■ **Given request**: Extract the lines of the records that run from the line containing "y-tick-label: 1845.0 — [2, 99, 42, 112]" through the line containing "y-tick-label: 1830.0 — [2, 228, 42, 241]", including both of those lines, and repeat them without any changes.

== Task inputs ==

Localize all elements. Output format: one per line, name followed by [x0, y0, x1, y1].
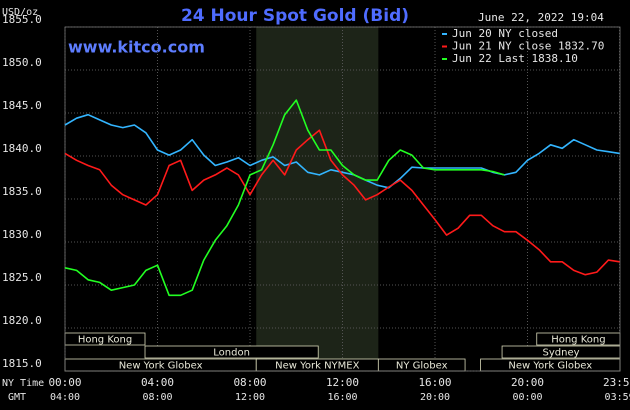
y-tick-label: 1845.0 — [2, 99, 42, 112]
session-label: Hong Kong — [551, 335, 605, 346]
x2-tick-label: 12:00 — [235, 392, 265, 403]
timestamp: June 22, 2022 19:04 — [478, 11, 604, 24]
session-label: Hong Kong — [78, 335, 132, 346]
y-tick-label: 1815.0 — [2, 357, 42, 370]
session-bar — [144, 345, 319, 359]
y-tick-label: 1830.0 — [2, 228, 42, 241]
x2-tick-label: 00:00 — [512, 392, 542, 403]
site-label: www.kitco.com — [68, 38, 205, 57]
series-line — [64, 129, 620, 276]
chart-title: 24 Hour Spot Gold (Bid) — [181, 6, 409, 26]
legend-entry: Jun 21 NY close 1832.70 — [452, 40, 604, 53]
y-tick-label: 1840.0 — [2, 142, 42, 155]
y-tick-label: 1835.0 — [2, 185, 42, 198]
session-label: NY Globex — [396, 361, 448, 372]
x-tick-label: 12:00 — [326, 376, 359, 389]
y-tick-label: 1820.0 — [2, 314, 42, 327]
x2-axis-label: GMT — [8, 392, 26, 403]
y-tick-label: 1825.0 — [2, 271, 42, 284]
x2-tick-label: 16:00 — [327, 392, 357, 403]
legend-entry: Jun 22 Last 1838.10 — [452, 52, 578, 65]
legend-swatch — [442, 58, 447, 60]
legend-swatch — [442, 45, 447, 48]
y-axis-label: USD/oz — [2, 7, 38, 18]
x-tick-label: 00:00 — [48, 376, 81, 389]
session-label: Sydney — [543, 348, 580, 359]
x2-tick-label: 03:59 — [605, 392, 630, 403]
session-label: New York Globex — [119, 361, 203, 372]
x-tick-label: 20:00 — [511, 376, 544, 389]
x-tick-label: 04:00 — [141, 376, 174, 389]
legend-entry: Jun 20 NY closed — [452, 27, 558, 40]
session-label: New York NYMEX — [275, 361, 360, 372]
y-tick-label: 1850.0 — [2, 56, 42, 69]
x2-tick-label: 20:00 — [420, 392, 450, 403]
x-tick-label: 16:00 — [418, 376, 451, 389]
x-axis-label: NY Time — [2, 378, 44, 389]
x-tick-label: 23:59 — [603, 376, 630, 389]
legend-swatch — [442, 33, 447, 35]
session-label: New York Globex — [508, 361, 592, 372]
x2-tick-label: 04:00 — [50, 392, 80, 403]
series-line — [64, 99, 505, 297]
session-label: London — [213, 348, 250, 359]
x2-tick-label: 08:00 — [142, 392, 172, 403]
y-tick-label: 1855.0 — [2, 13, 42, 26]
series-line — [64, 113, 620, 189]
x-tick-label: 08:00 — [233, 376, 266, 389]
plot-frame — [64, 26, 621, 372]
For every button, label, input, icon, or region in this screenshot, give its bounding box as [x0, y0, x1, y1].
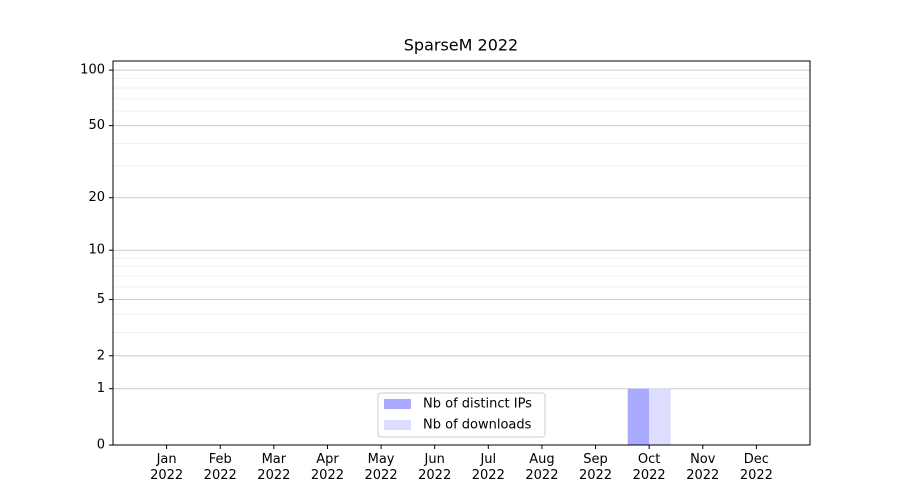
x-tick-label: Apr 2022: [310, 452, 344, 483]
legend-swatch: [384, 420, 411, 430]
y-tick-label: 2: [97, 348, 105, 363]
x-tick-label: Aug 2022: [525, 452, 559, 483]
x-tick-label: Mar 2022: [257, 452, 291, 483]
x-tick-label: Jun 2022: [418, 452, 452, 483]
x-tick-label: May 2022: [364, 452, 398, 483]
y-tick-label: 0: [97, 438, 105, 453]
y-tick-label: 5: [97, 292, 105, 307]
x-tick-label: Feb 2022: [203, 452, 237, 483]
plot-frame: [112, 60, 811, 446]
y-tick-label: 10: [88, 243, 105, 258]
legend: Nb of distinct IPs Nb of downloads: [377, 392, 546, 438]
legend-label: Nb of downloads: [423, 418, 532, 433]
x-tick-label: Oct 2022: [632, 452, 666, 483]
y-tick-label: 50: [88, 118, 105, 133]
legend-box: [377, 392, 546, 438]
x-tick-label: Jul 2022: [471, 452, 505, 483]
x-tick-label: Nov 2022: [686, 452, 720, 483]
bar: [649, 388, 671, 445]
y-tick-label: 100: [80, 63, 105, 78]
bar: [627, 388, 650, 445]
legend-swatch: [384, 399, 411, 409]
x-tick-label: Dec 2022: [739, 452, 773, 483]
y-tick-label: 1: [97, 381, 105, 396]
y-tick-label: 20: [88, 190, 105, 205]
legend-label: Nb of distinct IPs: [423, 397, 532, 412]
x-tick-label: Sep 2022: [578, 452, 613, 483]
chart-title: SparseM 2022: [404, 36, 518, 55]
x-tick-label: Jan 2022: [150, 452, 184, 483]
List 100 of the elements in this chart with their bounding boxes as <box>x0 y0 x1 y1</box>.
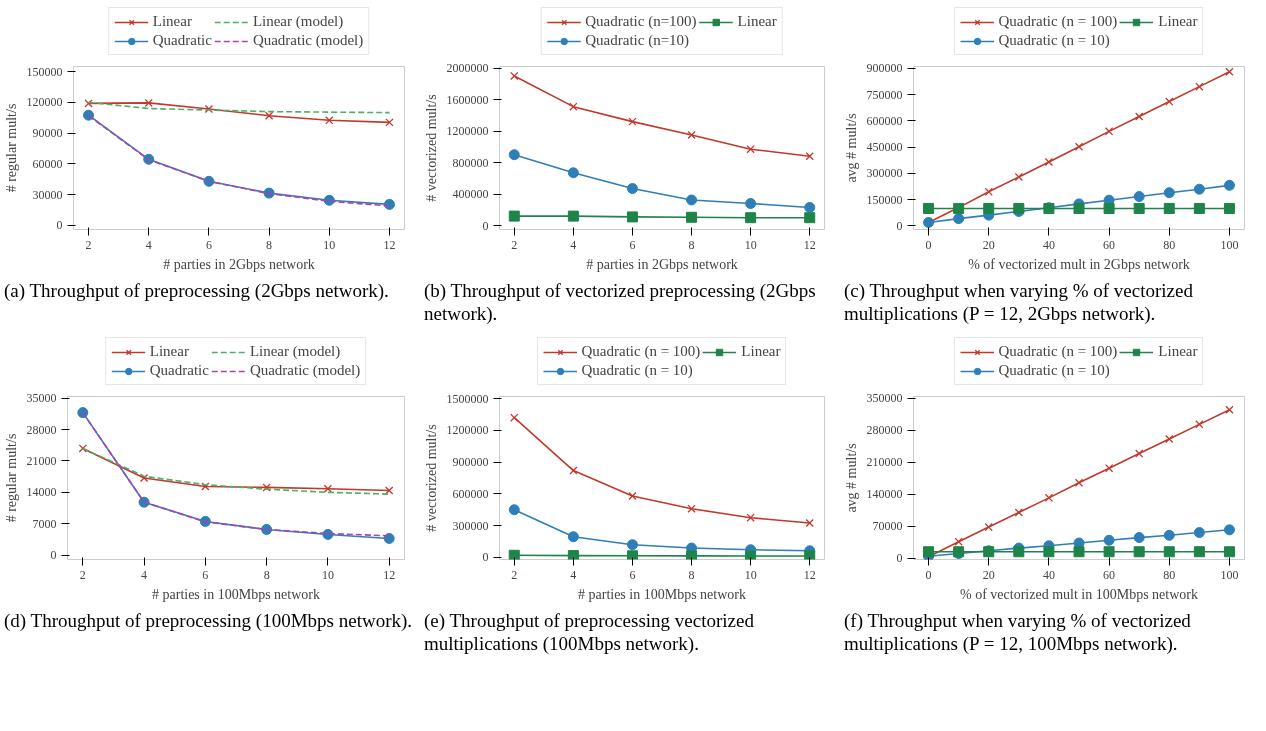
x-tick-label: 12 <box>383 237 396 252</box>
y-tick-label: 120000 <box>26 95 63 110</box>
y-tick-label: 300000 <box>452 518 489 533</box>
x-tick-label: 6 <box>205 237 212 252</box>
y-tick-label: 800000 <box>452 155 489 170</box>
x-tick-label: 2 <box>79 567 86 582</box>
x-tick-label: 2 <box>511 567 518 582</box>
y-tick-label: 2000000 <box>446 61 489 76</box>
legend-label: Quadratic (n=100) <box>585 13 697 30</box>
text: (c) Throughput when varying % of vectorized multiplications (P = 12, 2Gbps network). <box>844 279 1194 325</box>
legend-label: Linear <box>149 343 189 360</box>
y-tick-label: 400000 <box>452 187 489 202</box>
y-tick-label: 210000 <box>866 455 903 470</box>
x-tick-label: 6 <box>629 567 636 582</box>
x-tick-label: 12 <box>383 567 396 582</box>
y-axis-title: # regular mult/s <box>3 433 19 523</box>
y-tick-label: 150000 <box>866 192 903 207</box>
x-tick-label: 80 <box>1163 237 1176 252</box>
x-tick-label: 10 <box>744 237 757 252</box>
y-tick-label: 600000 <box>452 486 489 501</box>
x-axis-title: # parties in 2Gbps network <box>163 256 315 272</box>
legend-label: Linear <box>741 343 781 360</box>
x-tick-label: 0 <box>925 567 932 582</box>
y-axis-title: avg # mult/s <box>843 443 859 513</box>
y-tick-label: 280000 <box>866 423 903 438</box>
y-tick-label: 900000 <box>452 455 489 470</box>
x-axis-title: # parties in 100Mbps network <box>152 586 320 602</box>
x-tick-label: 0 <box>925 237 932 252</box>
y-tick-label: 14000 <box>26 485 57 500</box>
x-tick-label: 20 <box>982 567 995 582</box>
legend-label: Quadratic (model) <box>252 32 364 49</box>
text: (b) Throughput of vectorized preprocessing (2Gbps network). <box>424 279 817 325</box>
y-tick-label: 28000 <box>26 422 57 437</box>
y-tick-label: 30000 <box>32 187 63 202</box>
x-tick-label: 4 <box>141 567 148 582</box>
x-tick-label: 10 <box>321 567 334 582</box>
x-tick-label: 40 <box>1042 237 1055 252</box>
x-axis-title: # parties in 100Mbps network <box>578 586 746 602</box>
y-axis-title: # regular mult/s <box>3 103 19 193</box>
y-tick-label: 0 <box>482 550 489 565</box>
y-tick-label: 140000 <box>866 487 903 502</box>
y-tick-label: 7000 <box>32 516 57 531</box>
x-tick-label: 2 <box>511 237 518 252</box>
y-tick-label: 0 <box>896 218 903 233</box>
legend-label: Quadratic (n = 100) <box>998 343 1118 360</box>
x-tick-label: 10 <box>744 567 757 582</box>
legend-label: Quadratic <box>152 32 212 49</box>
text: (a) Throughput of preprocessing (2Gbps network). <box>4 279 389 302</box>
y-tick-label: 90000 <box>32 126 63 141</box>
x-tick-label: 40 <box>1042 567 1055 582</box>
legend-label: Quadratic <box>149 362 209 379</box>
y-tick-label: 350000 <box>866 391 903 406</box>
y-tick-label: 21000 <box>26 453 57 468</box>
legend-label: Linear <box>1158 343 1198 360</box>
legend-label: Quadratic (model) <box>249 362 361 379</box>
x-axis-title: % of vectorized mult in 2Gbps network <box>968 256 1190 272</box>
y-tick-label: 70000 <box>872 519 903 534</box>
y-tick-label: 0 <box>56 218 63 233</box>
x-tick-label: 80 <box>1163 567 1176 582</box>
x-axis-title: % of vectorized mult in 100Mbps network <box>960 586 1198 602</box>
y-tick-label: 750000 <box>866 87 903 102</box>
x-tick-label: 60 <box>1103 237 1116 252</box>
y-tick-label: 1200000 <box>446 124 489 139</box>
y-tick-label: 900000 <box>866 61 903 76</box>
x-tick-label: 60 <box>1103 567 1116 582</box>
y-tick-label: 35000 <box>26 391 57 406</box>
y-tick-label: 0 <box>482 218 489 233</box>
x-tick-label: 20 <box>982 237 995 252</box>
y-tick-label: 1600000 <box>446 92 489 107</box>
x-axis-title: # parties in 2Gbps network <box>586 256 738 272</box>
y-tick-label: 150000 <box>26 64 63 79</box>
x-tick-label: 12 <box>803 567 816 582</box>
x-tick-label: 8 <box>263 567 270 582</box>
legend-label: Linear <box>737 13 777 30</box>
x-tick-label: 2 <box>85 237 92 252</box>
y-tick-label: 600000 <box>866 113 903 128</box>
legend-label: Quadratic (n = 10) <box>581 362 693 379</box>
y-tick-label: 450000 <box>866 140 903 155</box>
y-axis-title: # vectorized mult/s <box>423 424 439 532</box>
x-tick-label: 4 <box>570 567 577 582</box>
x-tick-label: 4 <box>570 237 577 252</box>
legend-label: Quadratic (n=10) <box>585 32 690 49</box>
x-tick-label: 4 <box>145 237 152 252</box>
legend-label: Quadratic (n = 100) <box>581 343 701 360</box>
y-tick-label: 1500000 <box>446 391 489 406</box>
legend-label: Linear (model) <box>252 13 344 30</box>
text: (e) Throughput of preprocessing vectorized multiplications (100Mbps network). <box>424 609 755 655</box>
y-tick-label: 1200000 <box>446 423 489 438</box>
legend-label: Linear (model) <box>249 343 341 360</box>
y-axis-title: avg # mult/s <box>843 113 859 183</box>
x-tick-label: 6 <box>629 237 636 252</box>
legend-label: Quadratic (n = 10) <box>998 362 1110 379</box>
x-tick-label: 10 <box>323 237 336 252</box>
legend-label: Quadratic (n = 10) <box>998 32 1110 49</box>
legend-label: Linear <box>152 13 192 30</box>
x-tick-label: 12 <box>803 237 816 252</box>
y-axis-title: # vectorized mult/s <box>423 94 439 202</box>
x-tick-label: 6 <box>202 567 209 582</box>
x-tick-label: 100 <box>1220 237 1239 252</box>
y-tick-label: 0 <box>50 548 57 563</box>
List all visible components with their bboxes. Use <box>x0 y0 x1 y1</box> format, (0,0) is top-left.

===

■ **Response to the task**:
y-tick-label: 1845.0 — [2, 99, 42, 112]
session-label: Hong Kong — [551, 335, 605, 346]
x2-tick-label: 12:00 — [235, 392, 265, 403]
timestamp: June 22, 2022 19:04 — [478, 11, 604, 24]
session-label: Hong Kong — [78, 335, 132, 346]
y-tick-label: 1815.0 — [2, 357, 42, 370]
session-bar — [144, 345, 319, 359]
y-tick-label: 1830.0 — [2, 228, 42, 241]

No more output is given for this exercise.